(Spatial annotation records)
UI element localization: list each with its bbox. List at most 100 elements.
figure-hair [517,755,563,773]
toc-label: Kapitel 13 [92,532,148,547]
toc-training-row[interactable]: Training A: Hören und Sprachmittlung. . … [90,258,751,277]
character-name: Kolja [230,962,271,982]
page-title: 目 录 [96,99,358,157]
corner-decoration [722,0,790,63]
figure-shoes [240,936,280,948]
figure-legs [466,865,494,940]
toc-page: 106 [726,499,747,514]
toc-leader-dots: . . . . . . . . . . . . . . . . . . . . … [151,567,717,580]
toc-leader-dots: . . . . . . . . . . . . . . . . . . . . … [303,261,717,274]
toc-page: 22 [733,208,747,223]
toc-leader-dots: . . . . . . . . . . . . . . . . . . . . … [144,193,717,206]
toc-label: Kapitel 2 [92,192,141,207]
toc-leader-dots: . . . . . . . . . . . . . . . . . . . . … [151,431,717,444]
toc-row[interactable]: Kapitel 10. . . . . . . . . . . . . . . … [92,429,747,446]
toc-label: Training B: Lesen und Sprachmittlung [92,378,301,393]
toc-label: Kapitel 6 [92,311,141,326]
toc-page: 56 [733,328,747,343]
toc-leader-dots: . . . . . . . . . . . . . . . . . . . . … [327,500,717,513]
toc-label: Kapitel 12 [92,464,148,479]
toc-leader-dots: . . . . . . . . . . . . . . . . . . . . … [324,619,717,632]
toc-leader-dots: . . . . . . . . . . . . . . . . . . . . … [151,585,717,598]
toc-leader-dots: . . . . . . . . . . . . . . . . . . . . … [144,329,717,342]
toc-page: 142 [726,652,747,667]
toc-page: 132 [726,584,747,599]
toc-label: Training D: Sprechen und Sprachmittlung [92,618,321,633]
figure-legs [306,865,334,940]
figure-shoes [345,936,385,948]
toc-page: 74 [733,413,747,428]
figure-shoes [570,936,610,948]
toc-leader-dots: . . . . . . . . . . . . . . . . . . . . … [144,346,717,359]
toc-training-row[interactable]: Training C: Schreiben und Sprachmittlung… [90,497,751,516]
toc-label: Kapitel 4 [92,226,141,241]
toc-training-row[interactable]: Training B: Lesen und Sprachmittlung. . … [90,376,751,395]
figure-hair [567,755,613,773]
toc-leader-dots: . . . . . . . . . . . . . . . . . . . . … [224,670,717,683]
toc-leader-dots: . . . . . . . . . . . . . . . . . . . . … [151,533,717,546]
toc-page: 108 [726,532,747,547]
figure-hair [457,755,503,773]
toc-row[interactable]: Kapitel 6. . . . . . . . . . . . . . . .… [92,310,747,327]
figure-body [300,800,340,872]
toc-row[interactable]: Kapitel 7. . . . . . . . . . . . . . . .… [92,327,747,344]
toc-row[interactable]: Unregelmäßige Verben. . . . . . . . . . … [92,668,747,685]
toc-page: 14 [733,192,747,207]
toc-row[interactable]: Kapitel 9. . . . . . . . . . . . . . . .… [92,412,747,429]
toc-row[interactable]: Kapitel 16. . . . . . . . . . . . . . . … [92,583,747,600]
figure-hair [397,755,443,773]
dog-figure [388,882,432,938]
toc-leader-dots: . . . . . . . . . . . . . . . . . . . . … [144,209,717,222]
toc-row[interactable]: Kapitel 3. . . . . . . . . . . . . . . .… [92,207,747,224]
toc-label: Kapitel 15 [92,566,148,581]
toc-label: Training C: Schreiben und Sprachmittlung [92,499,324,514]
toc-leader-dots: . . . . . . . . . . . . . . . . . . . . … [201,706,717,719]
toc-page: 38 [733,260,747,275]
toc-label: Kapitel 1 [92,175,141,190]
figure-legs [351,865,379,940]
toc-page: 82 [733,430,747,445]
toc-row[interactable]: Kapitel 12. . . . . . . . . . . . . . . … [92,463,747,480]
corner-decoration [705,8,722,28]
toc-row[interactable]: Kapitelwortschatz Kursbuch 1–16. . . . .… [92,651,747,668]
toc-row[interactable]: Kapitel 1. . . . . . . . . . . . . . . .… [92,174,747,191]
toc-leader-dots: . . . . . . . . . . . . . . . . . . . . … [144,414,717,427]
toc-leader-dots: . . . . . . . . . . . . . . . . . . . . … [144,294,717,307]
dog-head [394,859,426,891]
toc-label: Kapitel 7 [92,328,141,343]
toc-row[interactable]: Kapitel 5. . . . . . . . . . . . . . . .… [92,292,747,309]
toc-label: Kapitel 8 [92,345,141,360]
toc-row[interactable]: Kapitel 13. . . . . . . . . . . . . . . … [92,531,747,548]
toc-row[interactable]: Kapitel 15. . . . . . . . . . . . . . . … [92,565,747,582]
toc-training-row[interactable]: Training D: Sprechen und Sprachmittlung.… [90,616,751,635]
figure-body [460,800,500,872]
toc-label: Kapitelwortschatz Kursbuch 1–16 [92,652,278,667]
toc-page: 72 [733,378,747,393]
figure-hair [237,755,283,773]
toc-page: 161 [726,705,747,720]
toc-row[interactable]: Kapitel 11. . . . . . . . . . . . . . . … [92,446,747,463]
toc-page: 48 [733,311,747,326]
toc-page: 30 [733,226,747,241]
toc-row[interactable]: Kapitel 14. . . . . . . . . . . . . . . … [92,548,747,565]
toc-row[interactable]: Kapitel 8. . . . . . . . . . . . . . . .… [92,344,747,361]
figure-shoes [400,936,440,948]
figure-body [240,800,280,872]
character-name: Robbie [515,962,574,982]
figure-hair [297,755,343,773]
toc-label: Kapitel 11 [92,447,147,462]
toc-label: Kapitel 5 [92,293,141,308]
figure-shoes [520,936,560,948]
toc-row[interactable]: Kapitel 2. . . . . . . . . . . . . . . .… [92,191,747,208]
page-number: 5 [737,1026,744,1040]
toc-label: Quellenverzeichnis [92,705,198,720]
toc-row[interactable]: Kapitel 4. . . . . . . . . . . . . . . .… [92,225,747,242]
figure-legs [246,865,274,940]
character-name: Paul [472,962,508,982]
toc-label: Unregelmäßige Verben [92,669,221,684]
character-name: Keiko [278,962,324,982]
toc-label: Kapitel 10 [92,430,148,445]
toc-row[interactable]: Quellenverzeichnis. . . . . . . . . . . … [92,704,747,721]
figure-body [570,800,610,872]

▸ **Your task**:
Reproduce every line of the entries above verbatim.

▸ **Written solution**:
UI element localization: list each with its bbox. List at most 100 elements.
figure-hair [517,755,563,773]
toc-label: Kapitel 13 [92,532,148,547]
toc-training-row[interactable]: Training A: Hören und Sprachmittlung. . … [90,258,751,277]
character-name: Kolja [230,962,271,982]
page-title: 目 录 [96,99,358,157]
corner-decoration [722,0,790,63]
figure-shoes [240,936,280,948]
figure-legs [466,865,494,940]
toc-page: 106 [726,499,747,514]
toc-leader-dots: . . . . . . . . . . . . . . . . . . . . … [151,567,717,580]
toc-leader-dots: . . . . . . . . . . . . . . . . . . . . … [303,261,717,274]
toc-page: 22 [733,208,747,223]
toc-leader-dots: . . . . . . . . . . . . . . . . . . . . … [144,193,717,206]
toc-label: Kapitel 2 [92,192,141,207]
toc-leader-dots: . . . . . . . . . . . . . . . . . . . . … [151,431,717,444]
toc-row[interactable]: Kapitel 10. . . . . . . . . . . . . . . … [92,429,747,446]
toc-label: Training B: Lesen und Sprachmittlung [92,378,301,393]
toc-label: Kapitel 6 [92,311,141,326]
toc-page: 56 [733,328,747,343]
toc-leader-dots: . . . . . . . . . . . . . . . . . . . . … [327,500,717,513]
toc-label: Kapitel 12 [92,464,148,479]
toc-leader-dots: . . . . . . . . . . . . . . . . . . . . … [324,619,717,632]
toc-leader-dots: . . . . . . . . . . . . . . . . . . . . … [151,585,717,598]
toc-leader-dots: . . . . . . . . . . . . . . . . . . . . … [144,329,717,342]
toc-page: 142 [726,652,747,667]
toc-page: 132 [726,584,747,599]
toc-label: Training D: Sprechen und Sprachmittlung [92,618,321,633]
figure-legs [306,865,334,940]
figure-shoes [345,936,385,948]
toc-page: 74 [733,413,747,428]
figure-shoes [570,936,610,948]
toc-leader-dots: . . . . . . . . . . . . . . . . . . . . … [144,346,717,359]
toc-training-row[interactable]: Training C: Schreiben und Sprachmittlung… [90,497,751,516]
toc-label: Kapitel 4 [92,226,141,241]
toc-training-row[interactable]: Training B: Lesen und Sprachmittlung. . … [90,376,751,395]
figure-hair [567,755,613,773]
toc-leader-dots: . . . . . . . . . . . . . . . . . . . . … [224,670,717,683]
toc-leader-dots: . . . . . . . . . . . . . . . . . . . . … [151,533,717,546]
toc-page: 108 [726,532,747,547]
figure-hair [457,755,503,773]
toc-row[interactable]: Kapitel 6. . . . . . . . . . . . . . . .… [92,310,747,327]
figure-body [300,800,340,872]
toc-row[interactable]: Kapitel 7. . . . . . . . . . . . . . . .… [92,327,747,344]
toc-row[interactable]: Unregelmäßige Verben. . . . . . . . . . … [92,668,747,685]
toc-page: 14 [733,192,747,207]
toc-row[interactable]: Kapitel 9. . . . . . . . . . . . . . . .… [92,412,747,429]
toc-row[interactable]: Kapitel 16. . . . . . . . . . . . . . . … [92,583,747,600]
figure-hair [397,755,443,773]
dog-figure [388,882,432,938]
toc-leader-dots: . . . . . . . . . . . . . . . . . . . . … [144,209,717,222]
toc-row[interactable]: Kapitel 3. . . . . . . . . . . . . . . .… [92,207,747,224]
toc-label: Kapitel 15 [92,566,148,581]
toc-label: Training C: Schreiben und Sprachmittlung [92,499,324,514]
toc-leader-dots: . . . . . . . . . . . . . . . . . . . . … [201,706,717,719]
toc-page: 38 [733,260,747,275]
toc-label: Kapitel 1 [92,175,141,190]
figure-legs [351,865,379,940]
toc-page: 82 [733,430,747,445]
toc-row[interactable]: Kapitel 12. . . . . . . . . . . . . . . … [92,463,747,480]
corner-decoration [705,8,722,28]
toc-row[interactable]: Kapitelwortschatz Kursbuch 1–16. . . . .… [92,651,747,668]
toc-row[interactable]: Kapitel 1. . . . . . . . . . . . . . . .… [92,174,747,191]
toc-leader-dots: . . . . . . . . . . . . . . . . . . . . … [144,414,717,427]
toc-leader-dots: . . . . . . . . . . . . . . . . . . . . … [144,294,717,307]
dog-head [394,859,426,891]
toc-label: Kapitel 7 [92,328,141,343]
toc-row[interactable]: Kapitel 5. . . . . . . . . . . . . . . .… [92,292,747,309]
toc-label: Kapitel 8 [92,345,141,360]
toc-row[interactable]: Kapitel 13. . . . . . . . . . . . . . . … [92,531,747,548]
toc-row[interactable]: Kapitel 15. . . . . . . . . . . . . . . … [92,565,747,582]
toc-training-row[interactable]: Training D: Sprechen und Sprachmittlung.… [90,616,751,635]
figure-body [460,800,500,872]
toc-label: Kapitelwortschatz Kursbuch 1–16 [92,652,278,667]
toc-page: 72 [733,378,747,393]
figure-hair [237,755,283,773]
toc-page: 161 [726,705,747,720]
toc-row[interactable]: Kapitel 11. . . . . . . . . . . . . . . … [92,446,747,463]
toc-page: 48 [733,311,747,326]
toc-page: 30 [733,226,747,241]
toc-row[interactable]: Kapitel 14. . . . . . . . . . . . . . . … [92,548,747,565]
toc-row[interactable]: Kapitel 8. . . . . . . . . . . . . . . .… [92,344,747,361]
figure-shoes [400,936,440,948]
figure-body [240,800,280,872]
character-name: Robbie [515,962,574,982]
figure-hair [297,755,343,773]
toc-label: Kapitel 11 [92,447,147,462]
toc-label: Kapitel 5 [92,293,141,308]
figure-shoes [520,936,560,948]
toc-row[interactable]: Kapitel 2. . . . . . . . . . . . . . . .… [92,191,747,208]
page-number: 5 [737,1026,744,1040]
toc-label: Quellenverzeichnis [92,705,198,720]
toc-row[interactable]: Kapitel 4. . . . . . . . . . . . . . . .… [92,225,747,242]
figure-legs [246,865,274,940]
character-name: Paul [472,962,508,982]
toc-label: Unregelmäßige Verben [92,669,221,684]
character-name: Keiko [278,962,324,982]
toc-label: Kapitel 10 [92,430,148,445]
toc-row[interactable]: Quellenverzeichnis. . . . . . . . . . . … [92,704,747,721]
figure-body [570,800,610,872]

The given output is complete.